(TASK REQUIREMENTS):
• A. Repeat everything in the passage on loan buyback rules from "While nothing has" down to "if not immediately.".
• B. In the passage on loan buyback rules, what is FHFA already focused on developing on the origination side?

::: SELECTED EXCERPT

We are also adding a “significance” requirement to the misrepresentation and data inaccuracy definitions.  In order to require repurchase of a loan under the misrepresentation or data inaccuracy categories, the “significance” test requires the Enterprises to determine – based on their automated underwriting systems – that the loan would have been ineligible for purchase initially if the loan information had been accurately reported…  

Under the revised and modified Framework, the Enterprises will retain their ability to conduct quality control reviews at any time, of course, because this is essential to their risk management practices and is essential to their ongoing safety and soundness…

After FHFA and the Enterprises release the details shortly on these life-of-loan exclusions, there still remains more work to be done on our Representation and Warranty Framework.  On the origination side, FHFA is already focused on developing an independent dispute resolution process.  We are also identifying cure mechanisms and alternative remedies for lower-severity loan defects… 

While nothing has been finalized, this is a positive step in the right direction, and it addresses the issues I raised in my list of three questions above.  With respect to my first question, immaterial errors will not automatically trigger the loan buyback request until a certain number of loans are found containing errors.   This eliminates issues with single loans yet protects the GSE against shoddy underwriting being done on a more systemic basis, a far greater concern than isolated yet inconsequential data errors.  Also, there is no change to the GSEs right to force a loan buyback in the event of material errors.  Based on the above, the issues I raised in questions two and three are currently being addressed.  Again, nothing has been finalized as far as I can tell, but at the very least, the GSEs can stop forcing buybacks based on immaterial errors soon if not immediately.

::::::
::: DATA EXCERPTS

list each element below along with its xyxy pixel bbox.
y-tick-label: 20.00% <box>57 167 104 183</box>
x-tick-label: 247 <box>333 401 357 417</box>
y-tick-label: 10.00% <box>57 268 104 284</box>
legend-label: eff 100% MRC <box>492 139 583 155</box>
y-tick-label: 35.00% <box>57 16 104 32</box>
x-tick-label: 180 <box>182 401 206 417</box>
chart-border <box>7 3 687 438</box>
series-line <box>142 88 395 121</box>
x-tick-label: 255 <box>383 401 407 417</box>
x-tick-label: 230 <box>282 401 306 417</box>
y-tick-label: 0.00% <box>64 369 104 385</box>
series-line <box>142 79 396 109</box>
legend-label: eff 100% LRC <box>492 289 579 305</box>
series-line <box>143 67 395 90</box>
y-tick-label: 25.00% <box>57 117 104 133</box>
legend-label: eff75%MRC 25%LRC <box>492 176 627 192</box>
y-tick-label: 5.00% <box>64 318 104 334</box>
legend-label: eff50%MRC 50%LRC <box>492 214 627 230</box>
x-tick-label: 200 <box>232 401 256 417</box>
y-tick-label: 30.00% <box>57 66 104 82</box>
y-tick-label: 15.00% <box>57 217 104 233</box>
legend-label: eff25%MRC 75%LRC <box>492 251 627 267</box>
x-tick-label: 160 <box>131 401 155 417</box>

::::::

(RESULTS OF THE EXERCISE):
• A.
While nothing has been finalized, this is a positive step in the right direction, and it addresses the issues I raised in my list of three questions above.  With respect to my first question, immaterial errors will not automatically trigger the loan buyback request until a certain number of loans are found containing errors.   This eliminates issues with single loans yet protects the GSE against shoddy underwriting being done on a more systemic basis, a far greater concern than isolated yet inconsequential data errors.  Also, there is no change to the GSEs right to force a loan buyback in the event of material errors.  Based on the above, the issues I raised in questions two and three are currently being addressed.  Again, nothing has been finalized as far as I can tell, but at the very least, the GSEs can stop forcing buybacks based on immaterial errors soon if not immediately.

• B. An independent dispute resolution process.